◆ Requirement ◆
Wherever a line holds the string "JSON", copy that line.

◆ Records for this exercise ◆
+ + + +

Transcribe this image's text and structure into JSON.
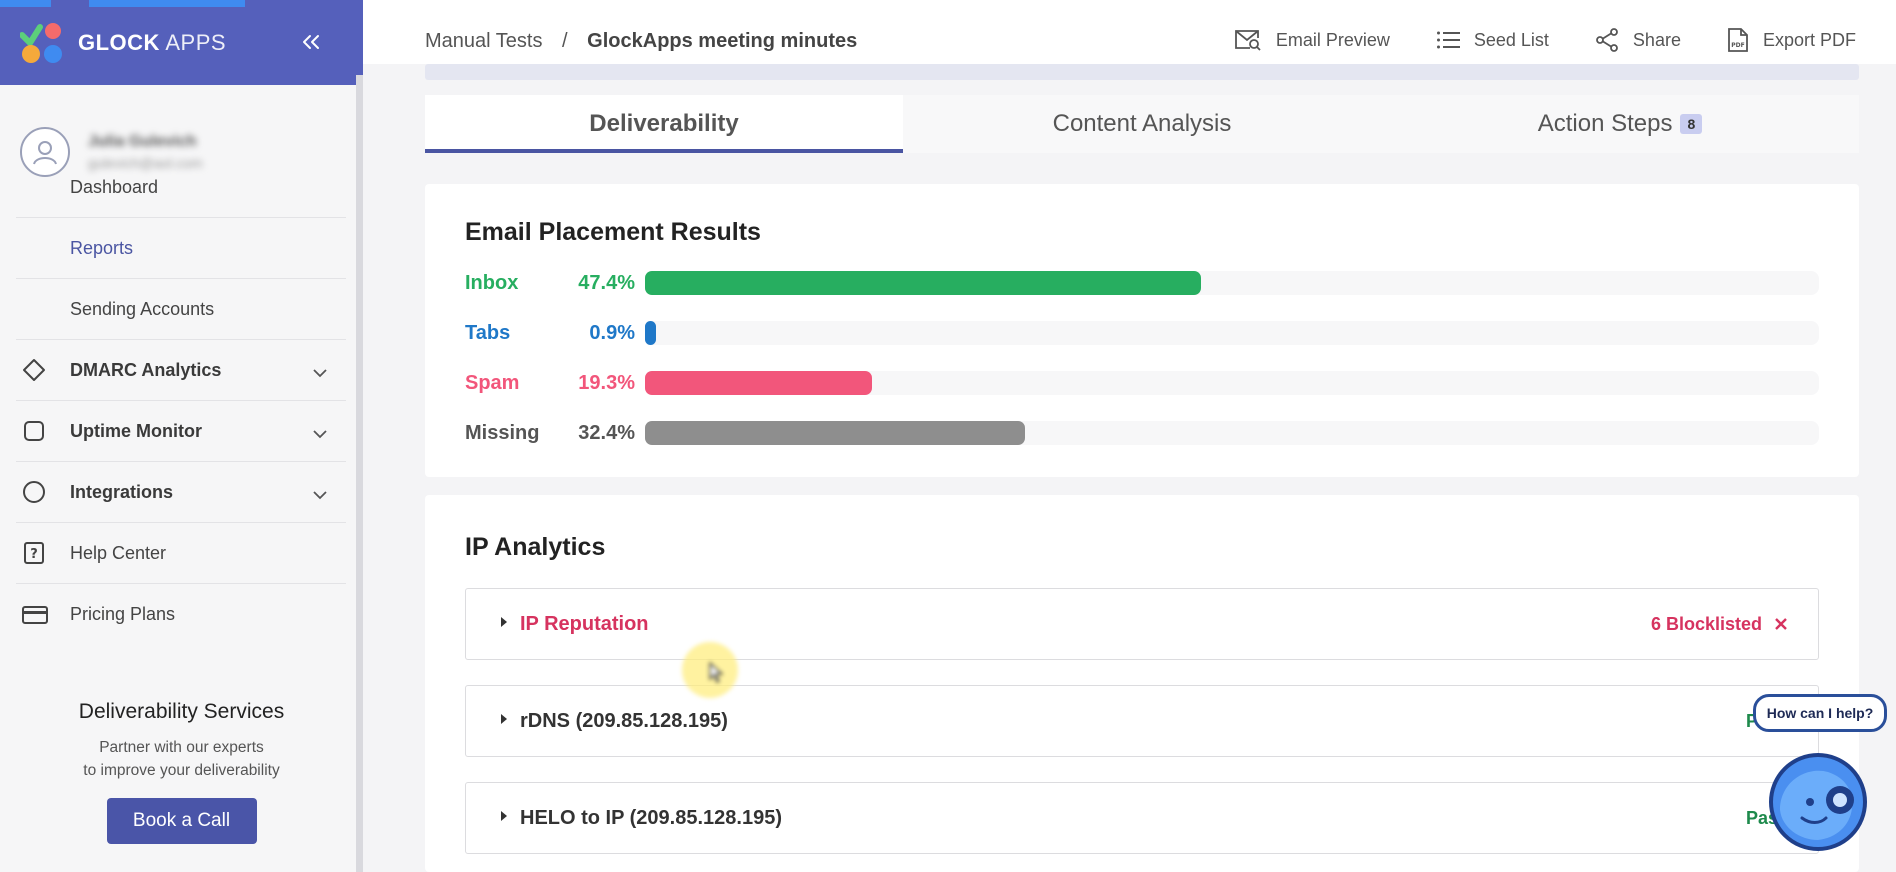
{
  "brand": {
    "name_bold": "GLOCK",
    "name_light": "APPS"
  },
  "user": {
    "name": "Julia Gulevich",
    "email": "gulevich@aol.com"
  },
  "sidebar": {
    "items": [
      {
        "label": "Dashboard"
      },
      {
        "label": "Reports"
      },
      {
        "label": "Sending Accounts"
      },
      {
        "label": "DMARC Analytics"
      },
      {
        "label": "Uptime Monitor"
      },
      {
        "label": "Integrations"
      },
      {
        "label": "Help Center"
      },
      {
        "label": "Pricing Plans"
      }
    ],
    "services": {
      "title": "Deliverability Services",
      "line1": "Partner with our experts",
      "line2": "to improve your deliverability",
      "button": "Book a Call"
    }
  },
  "header": {
    "breadcrumb_parent": "Manual Tests",
    "breadcrumb_sep": "/",
    "breadcrumb_current": "GlockApps meeting minutes",
    "actions": {
      "email_preview": "Email Preview",
      "seed_list": "Seed List",
      "share": "Share",
      "export_pdf": "Export PDF"
    }
  },
  "tabs": {
    "deliverability": "Deliverability",
    "content_analysis": "Content Analysis",
    "action_steps": "Action Steps",
    "action_steps_count": "8"
  },
  "placement": {
    "title": "Email Placement Results",
    "rows": [
      {
        "label": "Inbox",
        "pct": "47.4%",
        "value": 47.4,
        "color": "#27ae60"
      },
      {
        "label": "Tabs",
        "pct": "0.9%",
        "value": 0.9,
        "color": "#1f78c8"
      },
      {
        "label": "Spam",
        "pct": "19.3%",
        "value": 19.3,
        "color": "#f2567b"
      },
      {
        "label": "Missing",
        "pct": "32.4%",
        "value": 32.4,
        "color": "#8e8e8e"
      }
    ]
  },
  "ip_analytics": {
    "title": "IP Analytics",
    "items": [
      {
        "title": "IP Reputation",
        "status": "6 Blocklisted"
      },
      {
        "title": "rDNS (209.85.128.195)",
        "status": "Pass"
      },
      {
        "title": "HELO to IP (209.85.128.195)",
        "status": "Pass"
      }
    ]
  },
  "help": {
    "bubble": "How can I help?"
  },
  "colors": {
    "accent": "#4a55a2",
    "pass": "#1e8a4c",
    "fail": "#d6335f",
    "tabs_blue": "#1f78c8"
  }
}
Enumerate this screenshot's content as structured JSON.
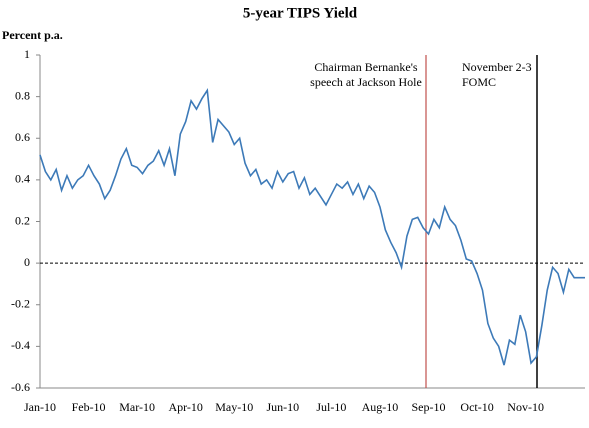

+ + + +

◆ Reply to the exercise ◆
Transcribe this image's text and structure into JSON.
Enumerate this screenshot's content as structured JSON.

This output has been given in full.